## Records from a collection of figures
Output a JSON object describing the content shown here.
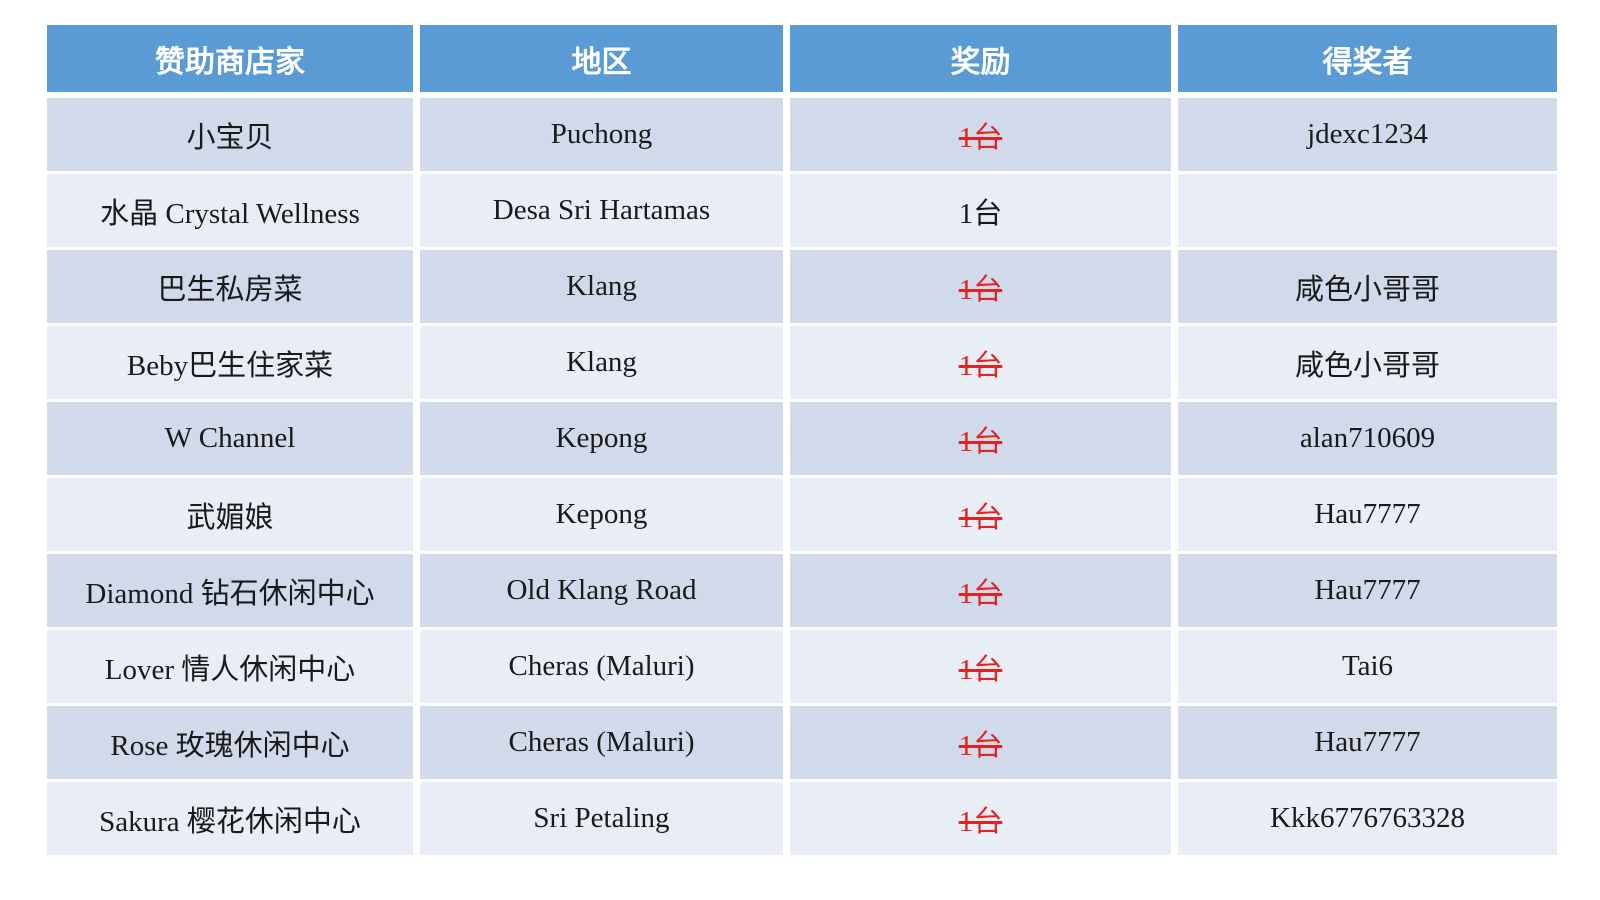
{
  "page": {
    "background": "#ffffff"
  },
  "table": {
    "headers": [
      "赞助商店家",
      "地区",
      "奖励",
      "得奖者"
    ],
    "rows": [
      {
        "store": "小宝贝",
        "region": "Puchong",
        "reward": "1台",
        "reward_struck": true,
        "winner": "jdexc1234"
      },
      {
        "store": "水晶 Crystal Wellness",
        "region": "Desa Sri Hartamas",
        "reward": "1台",
        "reward_struck": false,
        "winner": ""
      },
      {
        "store": "巴生私房菜",
        "region": "Klang",
        "reward": "1台",
        "reward_struck": true,
        "winner": "咸色小哥哥"
      },
      {
        "store": "Beby巴生住家菜",
        "region": "Klang",
        "reward": "1台",
        "reward_struck": true,
        "winner": "咸色小哥哥"
      },
      {
        "store": "W Channel",
        "region": "Kepong",
        "reward": "1台",
        "reward_struck": true,
        "winner": "alan710609"
      },
      {
        "store": "武媚娘",
        "region": "Kepong",
        "reward": "1台",
        "reward_struck": true,
        "winner": "Hau7777"
      },
      {
        "store": "Diamond 钻石休闲中心",
        "region": "Old Klang Road",
        "reward": "1台",
        "reward_struck": true,
        "winner": "Hau7777"
      },
      {
        "store": "Lover 情人休闲中心",
        "region": "Cheras (Maluri)",
        "reward": "1台",
        "reward_struck": true,
        "winner": "Tai6"
      },
      {
        "store": "Rose 玫瑰休闲中心",
        "region": "Cheras (Maluri)",
        "reward": "1台",
        "reward_struck": true,
        "winner": "Hau7777"
      },
      {
        "store": "Sakura 樱花休闲中心",
        "region": "Sri Petaling",
        "reward": "1台",
        "reward_struck": true,
        "winner": "Kkk6776763328"
      }
    ],
    "colors": {
      "header_bg": "#5b9bd5",
      "header_text": "#ffffff",
      "row_dark": "#d0daeb",
      "row_light": "#e9edf6",
      "body_text": "#1a1a1a",
      "struck_red": "#e42320",
      "separator": "#ffffff"
    }
  }
}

## YOUR TASK
Copy out the entries verbatim and leave the images out.

## SOLUTION TO THIS TASK
Output a JSON object describing the content shown here.
{
  "page": {
    "background": "#ffffff"
  },
  "table": {
    "headers": [
      "赞助商店家",
      "地区",
      "奖励",
      "得奖者"
    ],
    "rows": [
      {
        "store": "小宝贝",
        "region": "Puchong",
        "reward": "1台",
        "reward_struck": true,
        "winner": "jdexc1234"
      },
      {
        "store": "水晶 Crystal Wellness",
        "region": "Desa Sri Hartamas",
        "reward": "1台",
        "reward_struck": false,
        "winner": ""
      },
      {
        "store": "巴生私房菜",
        "region": "Klang",
        "reward": "1台",
        "reward_struck": true,
        "winner": "咸色小哥哥"
      },
      {
        "store": "Beby巴生住家菜",
        "region": "Klang",
        "reward": "1台",
        "reward_struck": true,
        "winner": "咸色小哥哥"
      },
      {
        "store": "W Channel",
        "region": "Kepong",
        "reward": "1台",
        "reward_struck": true,
        "winner": "alan710609"
      },
      {
        "store": "武媚娘",
        "region": "Kepong",
        "reward": "1台",
        "reward_struck": true,
        "winner": "Hau7777"
      },
      {
        "store": "Diamond 钻石休闲中心",
        "region": "Old Klang Road",
        "reward": "1台",
        "reward_struck": true,
        "winner": "Hau7777"
      },
      {
        "store": "Lover 情人休闲中心",
        "region": "Cheras (Maluri)",
        "reward": "1台",
        "reward_struck": true,
        "winner": "Tai6"
      },
      {
        "store": "Rose 玫瑰休闲中心",
        "region": "Cheras (Maluri)",
        "reward": "1台",
        "reward_struck": true,
        "winner": "Hau7777"
      },
      {
        "store": "Sakura 樱花休闲中心",
        "region": "Sri Petaling",
        "reward": "1台",
        "reward_struck": true,
        "winner": "Kkk6776763328"
      }
    ],
    "colors": {
      "header_bg": "#5b9bd5",
      "header_text": "#ffffff",
      "row_dark": "#d0daeb",
      "row_light": "#e9edf6",
      "body_text": "#1a1a1a",
      "struck_red": "#e42320",
      "separator": "#ffffff"
    }
  }
}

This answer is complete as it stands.